#### WHAT YOU ARE ASKED TO DO
In the records below, change every "extension line" to "witness line" and give all the lines again with nothing else altered.
::::::::
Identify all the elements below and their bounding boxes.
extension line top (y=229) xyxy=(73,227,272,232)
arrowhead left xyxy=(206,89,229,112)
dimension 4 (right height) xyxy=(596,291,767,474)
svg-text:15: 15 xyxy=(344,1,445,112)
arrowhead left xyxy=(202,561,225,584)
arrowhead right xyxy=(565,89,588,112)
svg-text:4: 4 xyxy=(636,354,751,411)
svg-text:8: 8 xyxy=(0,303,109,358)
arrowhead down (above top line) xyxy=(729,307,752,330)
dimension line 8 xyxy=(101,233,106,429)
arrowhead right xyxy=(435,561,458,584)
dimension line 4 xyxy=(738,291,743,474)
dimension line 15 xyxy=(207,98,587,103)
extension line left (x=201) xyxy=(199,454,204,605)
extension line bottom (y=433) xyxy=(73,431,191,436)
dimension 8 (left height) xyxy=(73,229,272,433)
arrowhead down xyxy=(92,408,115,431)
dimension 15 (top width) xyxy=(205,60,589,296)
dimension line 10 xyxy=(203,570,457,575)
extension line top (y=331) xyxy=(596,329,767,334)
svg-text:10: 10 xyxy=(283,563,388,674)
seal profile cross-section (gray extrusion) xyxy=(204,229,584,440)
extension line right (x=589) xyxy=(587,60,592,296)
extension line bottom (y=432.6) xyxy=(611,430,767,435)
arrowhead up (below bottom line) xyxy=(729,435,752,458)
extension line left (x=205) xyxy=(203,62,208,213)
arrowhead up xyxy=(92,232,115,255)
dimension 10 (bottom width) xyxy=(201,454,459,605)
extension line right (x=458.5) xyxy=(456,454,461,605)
::::::::
#### WRITTEN SOLUTION
Identify all the elements below and their bounding boxes.
witness line top (y=229) xyxy=(73,227,272,232)
arrowhead left xyxy=(206,89,229,112)
dimension 4 (right height) xyxy=(596,291,767,474)
svg-text:15: 15 xyxy=(344,1,445,112)
arrowhead left xyxy=(202,561,225,584)
arrowhead right xyxy=(565,89,588,112)
svg-text:4: 4 xyxy=(636,354,751,411)
svg-text:8: 8 xyxy=(0,303,109,358)
arrowhead down (above top line) xyxy=(729,307,752,330)
dimension line 8 xyxy=(101,233,106,429)
arrowhead right xyxy=(435,561,458,584)
dimension line 4 xyxy=(738,291,743,474)
dimension line 15 xyxy=(207,98,587,103)
witness line left (x=201) xyxy=(199,454,204,605)
witness line bottom (y=433) xyxy=(73,431,191,436)
dimension 8 (left height) xyxy=(73,229,272,433)
arrowhead down xyxy=(92,408,115,431)
dimension 15 (top width) xyxy=(205,60,589,296)
dimension line 10 xyxy=(203,570,457,575)
witness line top (y=331) xyxy=(596,329,767,334)
svg-text:10: 10 xyxy=(283,563,388,674)
seal profile cross-section (gray extrusion) xyxy=(204,229,584,440)
witness line right (x=589) xyxy=(587,60,592,296)
witness line bottom (y=432.6) xyxy=(611,430,767,435)
arrowhead up (below bottom line) xyxy=(729,435,752,458)
witness line left (x=205) xyxy=(203,62,208,213)
arrowhead up xyxy=(92,232,115,255)
dimension 10 (bottom width) xyxy=(201,454,459,605)
witness line right (x=458.5) xyxy=(456,454,461,605)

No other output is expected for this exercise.